Print the entries below word for word; the pictures stay out of your copy.
^^^^^^^^^^^^^^^^
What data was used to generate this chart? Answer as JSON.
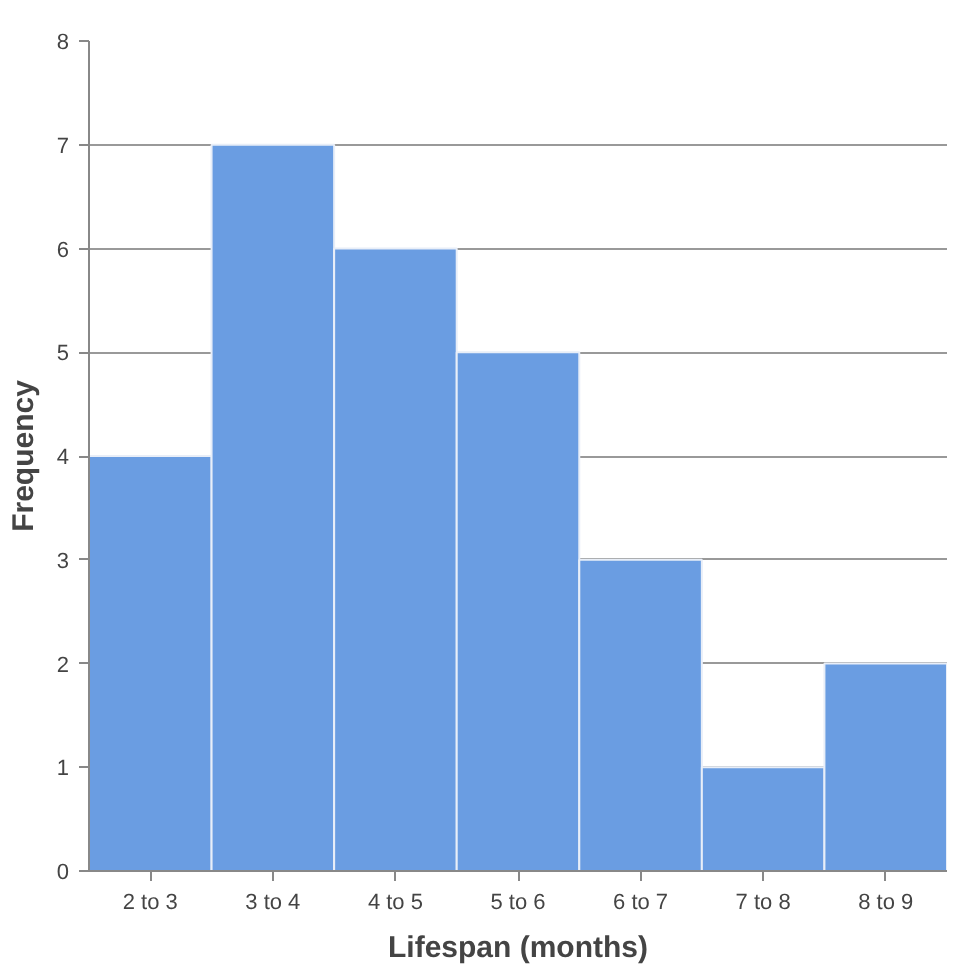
{
  "chart_data": {
    "type": "bar",
    "xlabel": "Lifespan (months)",
    "ylabel": "Frequency",
    "categories": [
      "2 to 3",
      "3 to 4",
      "4 to 5",
      "5 to 6",
      "6 to 7",
      "7 to 8",
      "8 to 9"
    ],
    "values": [
      4,
      7,
      6,
      5,
      3,
      1,
      2
    ],
    "color": "#6a9de2",
    "ylim": [
      0,
      8
    ],
    "yticks": [
      0,
      1,
      2,
      3,
      4,
      5,
      6,
      7,
      8
    ],
    "grid": "y"
  }
}
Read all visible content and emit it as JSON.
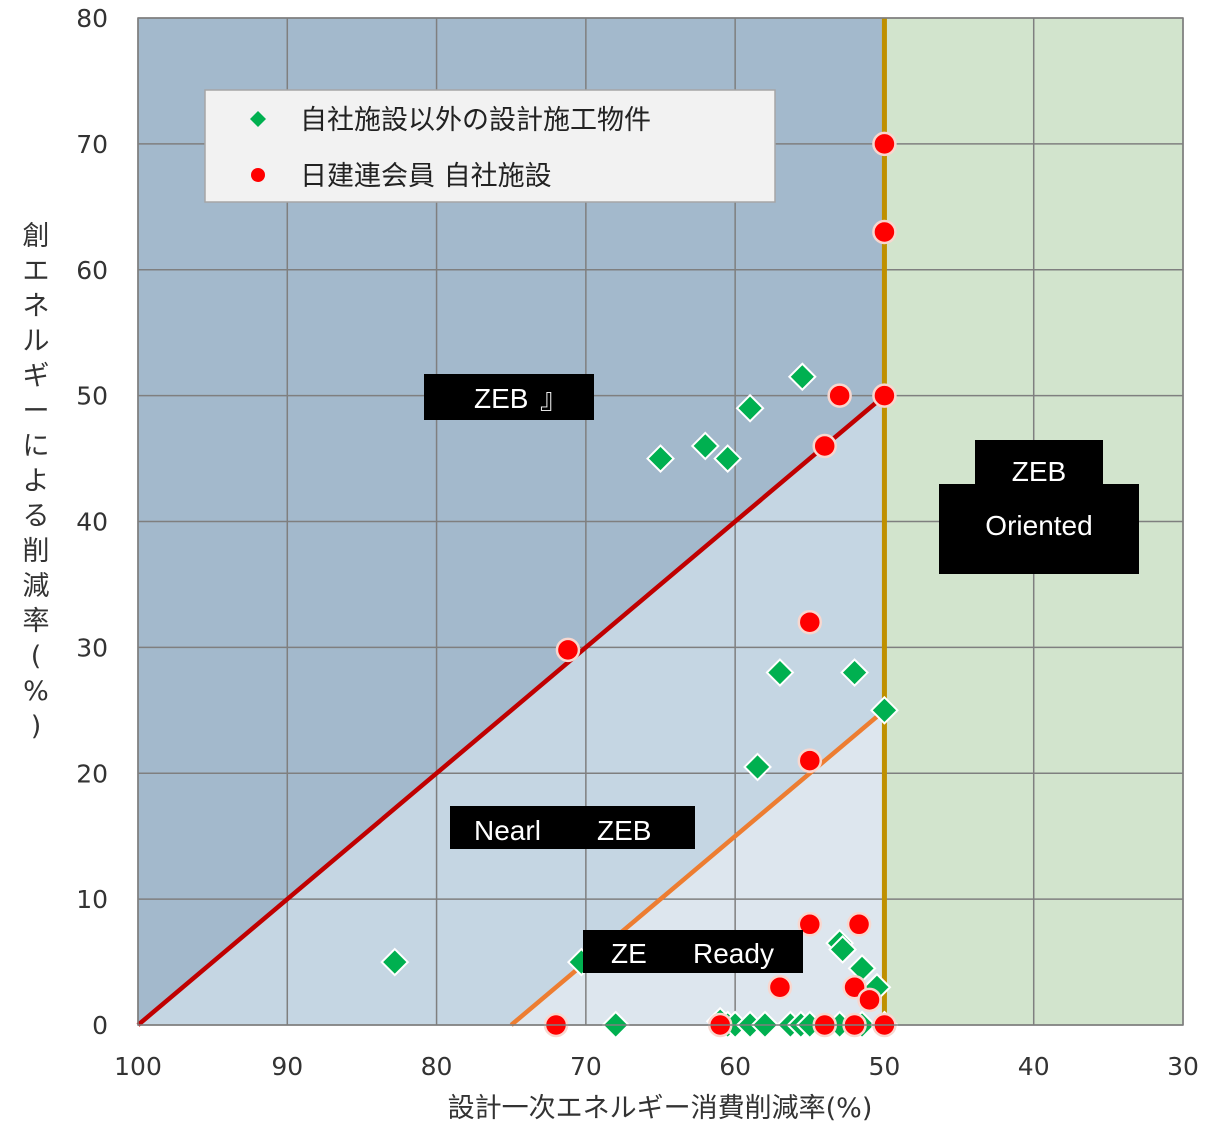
{
  "chart_data": {
    "type": "scatter",
    "xlabel": "設計一次エネルギー消費削減率(%)",
    "ylabel": "創エネルギーによる削減率(%)",
    "xlim": [
      100,
      30
    ],
    "ylim": [
      0,
      80
    ],
    "x_ticks": [
      "100",
      "90",
      "80",
      "70",
      "60",
      "50",
      "40",
      "30"
    ],
    "y_ticks": [
      "0",
      "10",
      "20",
      "30",
      "40",
      "50",
      "60",
      "70",
      "80"
    ],
    "grid": true,
    "legend_position": "top-left",
    "zones": [
      {
        "label": "ZEB",
        "label_tail": "』"
      },
      {
        "label": "Nearl",
        "label_tail": "ZEB"
      },
      {
        "label": "ZE",
        "label_tail": "Ready"
      },
      {
        "label": "ZEB",
        "label_tail": "Oriented"
      }
    ],
    "colors": {
      "zeb_region": "#a3b9cc",
      "nearly_region": "#c5d6e3",
      "ready_region": "#dde6ee",
      "oriented_region": "#d2e4cd",
      "zeb_line": "#c00000",
      "ready_line": "#ed7d31",
      "boundary_line": "#bf9000",
      "gridline": "#7f7f7f"
    },
    "series": [
      {
        "name": "自社施設以外の設計施工物件",
        "marker": "diamond",
        "color": "#00b050",
        "points": [
          [
            82.8,
            5
          ],
          [
            70.3,
            5
          ],
          [
            68,
            0
          ],
          [
            65,
            45
          ],
          [
            62,
            46
          ],
          [
            60.5,
            45
          ],
          [
            59,
            49
          ],
          [
            58.5,
            20.5
          ],
          [
            57,
            28
          ],
          [
            55.5,
            51.5
          ],
          [
            52,
            28
          ],
          [
            50,
            25
          ],
          [
            53,
            6.5
          ],
          [
            52.8,
            6
          ],
          [
            51.5,
            4.5
          ],
          [
            50.5,
            3
          ],
          [
            61,
            0.3
          ],
          [
            60.5,
            0
          ],
          [
            60,
            0
          ],
          [
            59,
            0
          ],
          [
            58,
            0
          ],
          [
            56.3,
            0
          ],
          [
            55.6,
            0
          ],
          [
            55,
            0
          ],
          [
            53,
            0
          ],
          [
            51.5,
            0
          ],
          [
            50,
            0
          ]
        ]
      },
      {
        "name": "日建連会員 自社施設",
        "marker": "circle",
        "color": "#ff0000",
        "points": [
          [
            50,
            70
          ],
          [
            50,
            63
          ],
          [
            50,
            50
          ],
          [
            53,
            50
          ],
          [
            54,
            46
          ],
          [
            71.2,
            29.8
          ],
          [
            55,
            32
          ],
          [
            55,
            21
          ],
          [
            55,
            8
          ],
          [
            51.7,
            8
          ],
          [
            57,
            3
          ],
          [
            52,
            3
          ],
          [
            51,
            2
          ],
          [
            72,
            0
          ],
          [
            61,
            0
          ],
          [
            54,
            0
          ],
          [
            52,
            0
          ],
          [
            50,
            0
          ]
        ]
      }
    ]
  }
}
^^^^^^^^^^^^^^^^
### EXERCISE ANSWER
What data was used to generate this chart? Answer as JSON.
{
  "chart_data": {
    "type": "bar",
    "xlabel": "Lifespan (months)",
    "ylabel": "Frequency",
    "categories": [
      "2 to 3",
      "3 to 4",
      "4 to 5",
      "5 to 6",
      "6 to 7",
      "7 to 8",
      "8 to 9"
    ],
    "values": [
      4,
      7,
      6,
      5,
      3,
      1,
      2
    ],
    "color": "#6a9de2",
    "ylim": [
      0,
      8
    ],
    "yticks": [
      0,
      1,
      2,
      3,
      4,
      5,
      6,
      7,
      8
    ],
    "grid": "y"
  }
}
Read all visible content and emit it as JSON.
{
  "chart_data": {
    "type": "scatter",
    "xlabel": "設計一次エネルギー消費削減率(%)",
    "ylabel": "創エネルギーによる削減率(%)",
    "xlim": [
      100,
      30
    ],
    "ylim": [
      0,
      80
    ],
    "x_ticks": [
      "100",
      "90",
      "80",
      "70",
      "60",
      "50",
      "40",
      "30"
    ],
    "y_ticks": [
      "0",
      "10",
      "20",
      "30",
      "40",
      "50",
      "60",
      "70",
      "80"
    ],
    "grid": true,
    "legend_position": "top-left",
    "zones": [
      {
        "label": "ZEB",
        "label_tail": "』"
      },
      {
        "label": "Nearl",
        "label_tail": "ZEB"
      },
      {
        "label": "ZE",
        "label_tail": "Ready"
      },
      {
        "label": "ZEB",
        "label_tail": "Oriented"
      }
    ],
    "colors": {
      "zeb_region": "#a3b9cc",
      "nearly_region": "#c5d6e3",
      "ready_region": "#dde6ee",
      "oriented_region": "#d2e4cd",
      "zeb_line": "#c00000",
      "ready_line": "#ed7d31",
      "boundary_line": "#bf9000",
      "gridline": "#7f7f7f"
    },
    "series": [
      {
        "name": "自社施設以外の設計施工物件",
        "marker": "diamond",
        "color": "#00b050",
        "points": [
          [
            82.8,
            5
          ],
          [
            70.3,
            5
          ],
          [
            68,
            0
          ],
          [
            65,
            45
          ],
          [
            62,
            46
          ],
          [
            60.5,
            45
          ],
          [
            59,
            49
          ],
          [
            58.5,
            20.5
          ],
          [
            57,
            28
          ],
          [
            55.5,
            51.5
          ],
          [
            52,
            28
          ],
          [
            50,
            25
          ],
          [
            53,
            6.5
          ],
          [
            52.8,
            6
          ],
          [
            51.5,
            4.5
          ],
          [
            50.5,
            3
          ],
          [
            61,
            0.3
          ],
          [
            60.5,
            0
          ],
          [
            60,
            0
          ],
          [
            59,
            0
          ],
          [
            58,
            0
          ],
          [
            56.3,
            0
          ],
          [
            55.6,
            0
          ],
          [
            55,
            0
          ],
          [
            53,
            0
          ],
          [
            51.5,
            0
          ],
          [
            50,
            0
          ]
        ]
      },
      {
        "name": "日建連会員 自社施設",
        "marker": "circle",
        "color": "#ff0000",
        "points": [
          [
            50,
            70
          ],
          [
            50,
            63
          ],
          [
            50,
            50
          ],
          [
            53,
            50
          ],
          [
            54,
            46
          ],
          [
            71.2,
            29.8
          ],
          [
            55,
            32
          ],
          [
            55,
            21
          ],
          [
            55,
            8
          ],
          [
            51.7,
            8
          ],
          [
            57,
            3
          ],
          [
            52,
            3
          ],
          [
            51,
            2
          ],
          [
            72,
            0
          ],
          [
            61,
            0
          ],
          [
            54,
            0
          ],
          [
            52,
            0
          ],
          [
            50,
            0
          ]
        ]
      }
    ]
  }
}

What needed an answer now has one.